Your objective :: Please rewrite the entries below, swapping "sectional views" for "cross-sectional views" everywhere and keeping everything else unchanged. Leave the pictures out of your answer.

Records shown ::
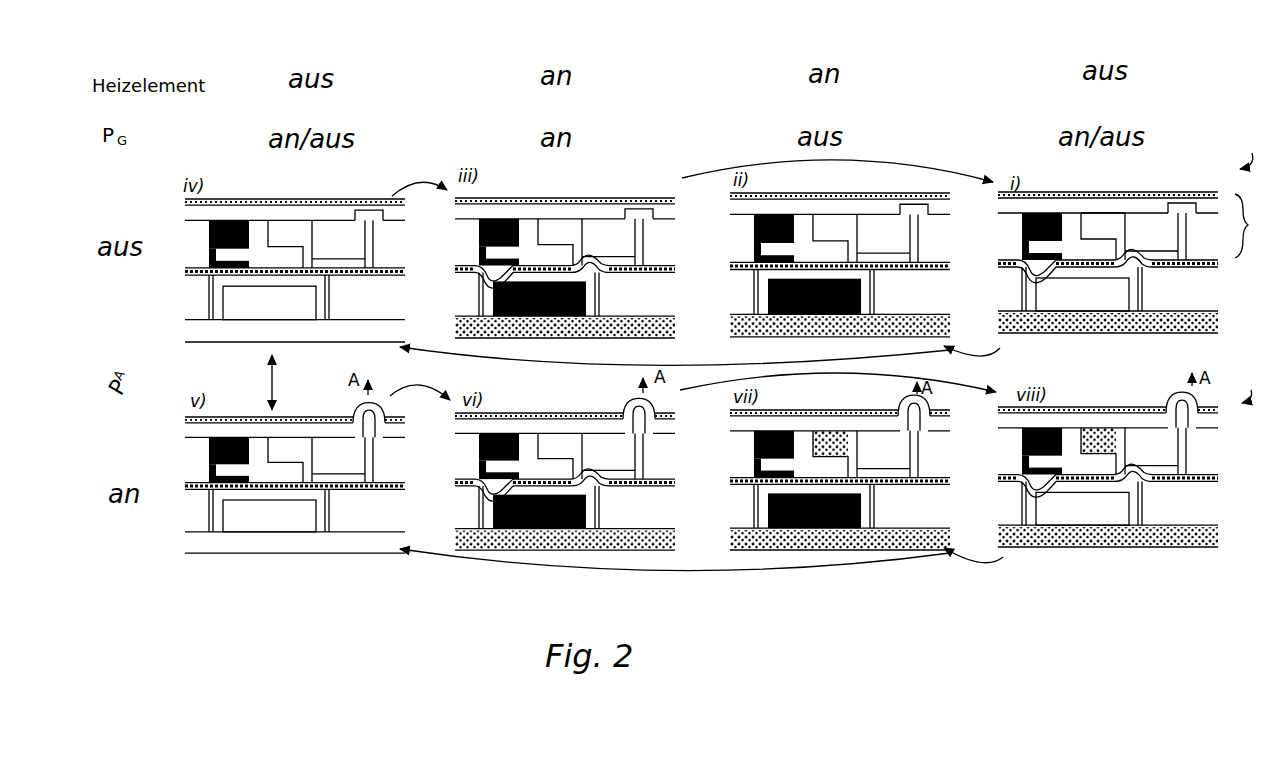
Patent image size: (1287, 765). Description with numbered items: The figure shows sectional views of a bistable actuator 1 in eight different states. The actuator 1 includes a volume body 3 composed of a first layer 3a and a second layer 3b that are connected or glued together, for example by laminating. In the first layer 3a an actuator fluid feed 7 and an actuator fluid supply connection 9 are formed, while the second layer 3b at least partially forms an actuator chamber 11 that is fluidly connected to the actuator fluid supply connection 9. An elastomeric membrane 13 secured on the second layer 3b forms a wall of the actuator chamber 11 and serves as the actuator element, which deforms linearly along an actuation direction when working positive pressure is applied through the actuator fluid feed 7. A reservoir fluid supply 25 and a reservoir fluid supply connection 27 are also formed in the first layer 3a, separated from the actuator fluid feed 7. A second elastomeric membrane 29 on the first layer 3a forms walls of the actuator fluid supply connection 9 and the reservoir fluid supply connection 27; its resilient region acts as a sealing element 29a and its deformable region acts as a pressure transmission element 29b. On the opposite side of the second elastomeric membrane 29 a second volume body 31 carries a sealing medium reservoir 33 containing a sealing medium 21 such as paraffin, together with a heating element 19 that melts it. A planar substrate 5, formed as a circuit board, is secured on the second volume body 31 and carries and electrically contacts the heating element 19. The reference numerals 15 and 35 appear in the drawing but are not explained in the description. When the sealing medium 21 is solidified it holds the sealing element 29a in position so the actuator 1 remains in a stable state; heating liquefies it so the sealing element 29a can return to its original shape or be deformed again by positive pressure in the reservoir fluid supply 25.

The bistable actuator 1 is at (1250, 268).
The volume body 3 is at (1248, 226).
The first layer 3a is at (1212, 246).
The second layer 3b is at (1148, 173).
The planar substrate 5 is at (1234, 532).
The actuator fluid feed 7 is at (284, 232).
The actuator fluid supply connection 9 is at (350, 262).
The actuator chamber 11 is at (361, 212).
The elastomeric membrane 13 is at (396, 208).
The reservoir 15 is at (1114, 232).
The heating element 19 is at (1082, 303).
The sealing medium 21 is at (216, 288).
The reservoir fluid supply 25 is at (232, 225).
The reservoir fluid supply connection 27 is at (248, 266).
The second elastomeric membrane 29 is at (397, 275).
The sealing element 29a is at (607, 283).
The pressure transmission element 29b is at (490, 280).
The second volume body 31 is at (1218, 510).
The sealing medium reservoir 33 is at (322, 307).
The opening 35 is at (405, 210).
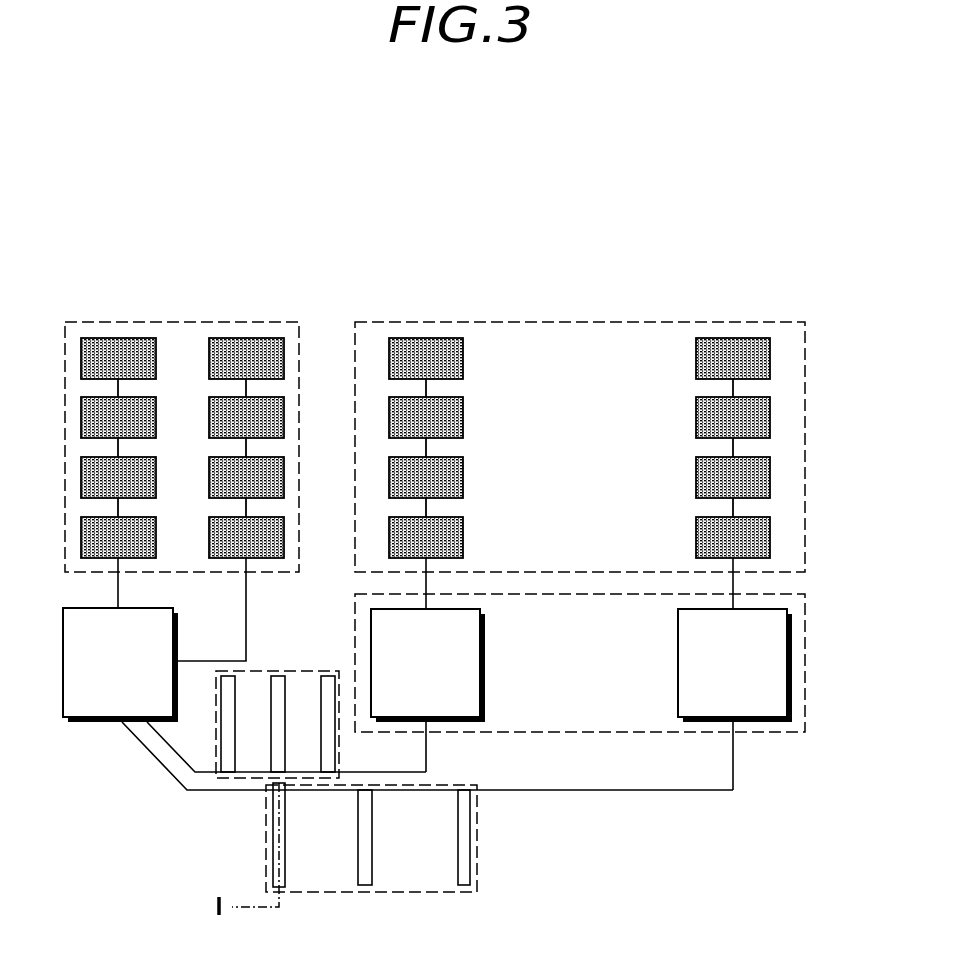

Response ::
Patent image size: (1287, 765). Description with numbered items: The figure shows cross-sectional views of a bistable actuator 1 in eight different states. The actuator 1 includes a volume body 3 composed of a first layer 3a and a second layer 3b that are connected or glued together, for example by laminating. In the first layer 3a an actuator fluid feed 7 and an actuator fluid supply connection 9 are formed, while the second layer 3b at least partially forms an actuator chamber 11 that is fluidly connected to the actuator fluid supply connection 9. An elastomeric membrane 13 secured on the second layer 3b forms a wall of the actuator chamber 11 and serves as the actuator element, which deforms linearly along an actuation direction when working positive pressure is applied through the actuator fluid feed 7. A reservoir fluid supply 25 and a reservoir fluid supply connection 27 are also formed in the first layer 3a, separated from the actuator fluid feed 7. A second elastomeric membrane 29 on the first layer 3a forms walls of the actuator fluid supply connection 9 and the reservoir fluid supply connection 27; its resilient region acts as a sealing element 29a and its deformable region acts as a pressure transmission element 29b. On the opposite side of the second elastomeric membrane 29 a second volume body 31 carries a sealing medium reservoir 33 containing a sealing medium 21 such as paraffin, together with a heating element 19 that melts it. A planar substrate 5, formed as a circuit board, is secured on the second volume body 31 and carries and electrically contacts the heating element 19. The reference numerals 15 and 35 appear in the drawing but are not explained in the description. When the sealing medium 21 is solidified it holds the sealing element 29a in position so the actuator 1 remains in a stable state; heating liquefies it so the sealing element 29a can return to its original shape or be deformed again by positive pressure in the reservoir fluid supply 25.

The bistable actuator 1 is at (1250, 268).
The volume body 3 is at (1248, 226).
The first layer 3a is at (1212, 246).
The second layer 3b is at (1148, 173).
The planar substrate 5 is at (1234, 532).
The actuator fluid feed 7 is at (284, 232).
The actuator fluid supply connection 9 is at (350, 262).
The actuator chamber 11 is at (361, 212).
The elastomeric membrane 13 is at (396, 208).
The reservoir 15 is at (1114, 232).
The heating element 19 is at (1082, 303).
The sealing medium 21 is at (216, 288).
The reservoir fluid supply 25 is at (232, 225).
The reservoir fluid supply connection 27 is at (248, 266).
The second elastomeric membrane 29 is at (397, 275).
The sealing element 29a is at (607, 283).
The pressure transmission element 29b is at (490, 280).
The second volume body 31 is at (1218, 510).
The sealing medium reservoir 33 is at (322, 307).
The opening 35 is at (405, 210).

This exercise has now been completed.